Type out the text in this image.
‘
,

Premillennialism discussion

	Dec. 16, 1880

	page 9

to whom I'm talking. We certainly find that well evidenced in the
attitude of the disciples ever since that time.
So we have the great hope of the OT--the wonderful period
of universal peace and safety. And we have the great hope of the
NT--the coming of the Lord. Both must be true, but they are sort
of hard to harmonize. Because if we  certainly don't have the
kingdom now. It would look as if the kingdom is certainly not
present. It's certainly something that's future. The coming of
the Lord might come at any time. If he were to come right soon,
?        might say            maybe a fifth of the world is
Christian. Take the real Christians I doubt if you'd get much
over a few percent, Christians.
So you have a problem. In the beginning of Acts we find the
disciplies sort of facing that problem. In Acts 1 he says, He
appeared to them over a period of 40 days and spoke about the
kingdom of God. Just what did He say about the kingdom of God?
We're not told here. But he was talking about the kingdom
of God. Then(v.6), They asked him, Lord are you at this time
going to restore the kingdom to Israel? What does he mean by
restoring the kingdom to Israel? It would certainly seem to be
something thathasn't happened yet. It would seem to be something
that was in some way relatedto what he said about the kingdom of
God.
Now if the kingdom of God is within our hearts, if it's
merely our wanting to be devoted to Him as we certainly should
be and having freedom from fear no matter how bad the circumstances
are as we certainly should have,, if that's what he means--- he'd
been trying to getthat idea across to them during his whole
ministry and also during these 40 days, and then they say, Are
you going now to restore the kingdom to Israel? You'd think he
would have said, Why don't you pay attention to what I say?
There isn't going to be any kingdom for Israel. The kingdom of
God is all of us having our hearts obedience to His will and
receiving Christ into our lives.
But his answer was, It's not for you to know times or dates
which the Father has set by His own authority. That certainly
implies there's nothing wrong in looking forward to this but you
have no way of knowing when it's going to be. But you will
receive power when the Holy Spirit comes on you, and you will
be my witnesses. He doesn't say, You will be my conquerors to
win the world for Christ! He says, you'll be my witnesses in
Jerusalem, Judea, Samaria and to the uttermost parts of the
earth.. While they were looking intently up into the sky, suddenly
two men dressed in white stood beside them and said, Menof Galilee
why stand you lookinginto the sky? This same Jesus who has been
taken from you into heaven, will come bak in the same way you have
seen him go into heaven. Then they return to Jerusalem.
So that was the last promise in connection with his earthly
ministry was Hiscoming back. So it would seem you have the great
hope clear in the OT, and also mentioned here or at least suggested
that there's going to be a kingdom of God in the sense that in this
··········
WHAT TO DO
List the lines of the material in which the word "Acts" occurs.

SOLUTION TO THE PROBLEM
So you have a problem. In the beginning of Acts we find the
disciplies sort of facing that problem. In Acts 1 he says, He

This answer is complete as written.